If you are fortunate, you will retain your physical and mental capacities throughout your life and can always live independently. But there are no guarantees for any of us. If you ever require some form of long-term care, will you be prepared?
So what is the risk of needing long-term care services? According to the Department of Health & Human Services, about 40% of individuals over age 65 receive some form of paid in-home care, with an average care period lasting less than one year. However, about one-third of the population receives care in a nursing home: Of those individuals, about half stay less than one year, 30% stay between one and three years, and 20% stay longer than five years.
And, unfortunately, this care can be expensive. For example, it costs $97,500 per year, on average, for a private room in a nursing home, according to the 2017 Cost of Care Survey produced by Genworth, an insurance company. In some major metropolitan areas, the cost is much higher. Furthermore, Medicare typically pays only a small percentage of these expenses.
So, how do you protect yourself against these potentially catastrophic costs? Essentially, you have four options:
• Self-insure – You can try to build enough financial assets to cover the costs of a long-term care event. However, you would need to accumulate an extremely large sum to fully protect yourself, and you'd be diverting assets that could be used to help fund your retirement.
• Long-term care insurance – A traditional long-term care (LTC) insurance policy will pay for qualified long-term care costs. The younger you are when you purchase your policy, the lower your annual premiums are likely to be. Keep in mind, though, that a basic LTC policy offers no death benefit or cash value – your premiums are only paying for a nursing home stay, home health care or other type of long-term care service. (Also, even a good LTC policy will include a waiting period before the insurance kicks in and a maximum amount of coverage, such as three years.)

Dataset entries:

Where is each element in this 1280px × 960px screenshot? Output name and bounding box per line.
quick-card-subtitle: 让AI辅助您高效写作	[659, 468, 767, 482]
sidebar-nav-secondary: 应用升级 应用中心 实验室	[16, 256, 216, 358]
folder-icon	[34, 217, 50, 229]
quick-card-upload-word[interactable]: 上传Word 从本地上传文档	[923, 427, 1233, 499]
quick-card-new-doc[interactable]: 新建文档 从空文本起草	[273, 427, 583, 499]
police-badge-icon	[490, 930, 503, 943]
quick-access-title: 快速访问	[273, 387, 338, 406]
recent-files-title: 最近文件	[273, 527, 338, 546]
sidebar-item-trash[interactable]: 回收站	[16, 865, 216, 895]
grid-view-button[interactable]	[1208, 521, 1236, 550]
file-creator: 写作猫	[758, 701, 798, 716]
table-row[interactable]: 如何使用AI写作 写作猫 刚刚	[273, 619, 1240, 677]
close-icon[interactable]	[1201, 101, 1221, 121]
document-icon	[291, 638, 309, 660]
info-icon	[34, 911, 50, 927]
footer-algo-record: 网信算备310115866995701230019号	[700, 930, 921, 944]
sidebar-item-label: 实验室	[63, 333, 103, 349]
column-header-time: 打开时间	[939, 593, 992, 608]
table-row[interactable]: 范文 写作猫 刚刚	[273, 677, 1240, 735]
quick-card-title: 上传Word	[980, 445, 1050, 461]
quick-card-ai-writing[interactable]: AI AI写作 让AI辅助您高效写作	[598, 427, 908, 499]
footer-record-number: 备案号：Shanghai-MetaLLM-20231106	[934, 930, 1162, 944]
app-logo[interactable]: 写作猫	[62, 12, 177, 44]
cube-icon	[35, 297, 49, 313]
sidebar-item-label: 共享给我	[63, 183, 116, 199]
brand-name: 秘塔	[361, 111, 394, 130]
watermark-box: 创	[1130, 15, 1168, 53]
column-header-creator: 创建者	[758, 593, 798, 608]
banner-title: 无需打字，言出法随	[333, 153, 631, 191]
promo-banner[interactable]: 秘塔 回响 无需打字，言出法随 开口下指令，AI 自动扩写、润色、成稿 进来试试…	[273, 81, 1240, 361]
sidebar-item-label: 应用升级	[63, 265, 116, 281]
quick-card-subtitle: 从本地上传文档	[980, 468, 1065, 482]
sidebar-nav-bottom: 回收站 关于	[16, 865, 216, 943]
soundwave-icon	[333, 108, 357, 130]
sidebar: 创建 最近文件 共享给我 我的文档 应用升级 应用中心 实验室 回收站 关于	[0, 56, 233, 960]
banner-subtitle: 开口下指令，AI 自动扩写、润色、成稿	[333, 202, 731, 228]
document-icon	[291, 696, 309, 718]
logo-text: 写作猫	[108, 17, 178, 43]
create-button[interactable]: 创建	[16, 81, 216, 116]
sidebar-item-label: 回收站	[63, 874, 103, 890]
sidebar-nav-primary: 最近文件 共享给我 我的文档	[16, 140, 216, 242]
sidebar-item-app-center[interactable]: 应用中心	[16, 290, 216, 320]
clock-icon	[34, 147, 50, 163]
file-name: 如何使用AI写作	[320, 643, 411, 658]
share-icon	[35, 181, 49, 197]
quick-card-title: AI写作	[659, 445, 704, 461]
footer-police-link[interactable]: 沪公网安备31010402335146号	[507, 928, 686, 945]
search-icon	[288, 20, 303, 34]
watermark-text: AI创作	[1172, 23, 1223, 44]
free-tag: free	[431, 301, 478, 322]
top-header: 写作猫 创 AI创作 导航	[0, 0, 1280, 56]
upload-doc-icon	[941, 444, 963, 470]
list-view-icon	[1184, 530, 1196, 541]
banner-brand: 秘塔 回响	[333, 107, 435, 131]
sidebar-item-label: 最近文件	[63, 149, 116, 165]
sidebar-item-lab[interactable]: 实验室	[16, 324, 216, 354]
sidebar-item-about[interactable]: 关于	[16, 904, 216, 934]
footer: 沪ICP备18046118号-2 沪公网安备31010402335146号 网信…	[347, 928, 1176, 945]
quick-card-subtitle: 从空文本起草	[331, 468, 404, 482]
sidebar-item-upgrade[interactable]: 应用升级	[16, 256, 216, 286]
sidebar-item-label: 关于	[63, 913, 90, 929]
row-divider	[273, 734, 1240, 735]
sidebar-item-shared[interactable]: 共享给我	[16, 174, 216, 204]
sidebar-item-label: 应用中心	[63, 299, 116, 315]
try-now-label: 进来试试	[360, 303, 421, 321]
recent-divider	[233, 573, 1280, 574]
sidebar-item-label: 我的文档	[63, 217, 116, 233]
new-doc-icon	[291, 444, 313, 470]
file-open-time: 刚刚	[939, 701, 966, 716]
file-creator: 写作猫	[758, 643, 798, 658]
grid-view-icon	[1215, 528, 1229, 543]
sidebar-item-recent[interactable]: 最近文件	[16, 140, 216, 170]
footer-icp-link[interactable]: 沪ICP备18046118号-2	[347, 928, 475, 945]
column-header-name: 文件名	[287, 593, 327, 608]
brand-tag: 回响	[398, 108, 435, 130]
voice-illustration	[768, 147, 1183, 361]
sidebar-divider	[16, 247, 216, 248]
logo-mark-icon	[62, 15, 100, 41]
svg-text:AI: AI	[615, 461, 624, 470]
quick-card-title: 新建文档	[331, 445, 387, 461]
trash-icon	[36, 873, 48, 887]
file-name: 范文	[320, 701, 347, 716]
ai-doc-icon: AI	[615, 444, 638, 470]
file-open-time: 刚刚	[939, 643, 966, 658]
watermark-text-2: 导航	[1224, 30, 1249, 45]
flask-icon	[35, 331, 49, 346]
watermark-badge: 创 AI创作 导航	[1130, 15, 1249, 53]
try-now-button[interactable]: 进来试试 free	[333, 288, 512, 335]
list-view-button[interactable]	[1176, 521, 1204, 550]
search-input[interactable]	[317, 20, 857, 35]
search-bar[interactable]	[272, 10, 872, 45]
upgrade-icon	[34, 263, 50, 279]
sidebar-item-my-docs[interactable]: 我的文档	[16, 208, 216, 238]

#### What you need to do
1/ In the long-term care text, what is the average yearly cost of a private room in a nursing home according to the 2017 Cost of Care Survey?
2/ Extend the text on paying for long-term care, picking up after its last sentence.

#### Answers by item number
1/ $97,500 per year.

2/
• Hybrid/linked benefit insurance – Because of some concerns about paying for insurance but never needing care with traditional long-term care insurance, this type of insurance provides a death benefit plus long-term care coverage. You can accelerate the death benefit to help pay for long-term care costs, and you can also choose to create an additional pool for these costs after the death benefit has been exhausted. But if you don't need long-term care, you still have the life insurance death benefit. Due to the death benefit, your premiums will be higher than those of a traditional long-term care policy.
• Life insurance with long-term care/chronic illness rider – By choosing a permanent life insurance policy with this rider, you can accelerate all or part of the death benefit to pay for long-term care costs. (Your death benefit will then be reduced.) This option generally provides more flexibility in paying premiums than a hybrid policy, which may require a larger dollar commitment. Similar to hybrid, you still have the life insurance benefit if you don't need care.
Which option is best for you? There's no one “right” answer for everyone, but a financial professional can help you choose the method that's most appropriate for your situation. And from an economic standpoint – and possibly an emotional one, too – you may be better off by taking action sooner, rather than later.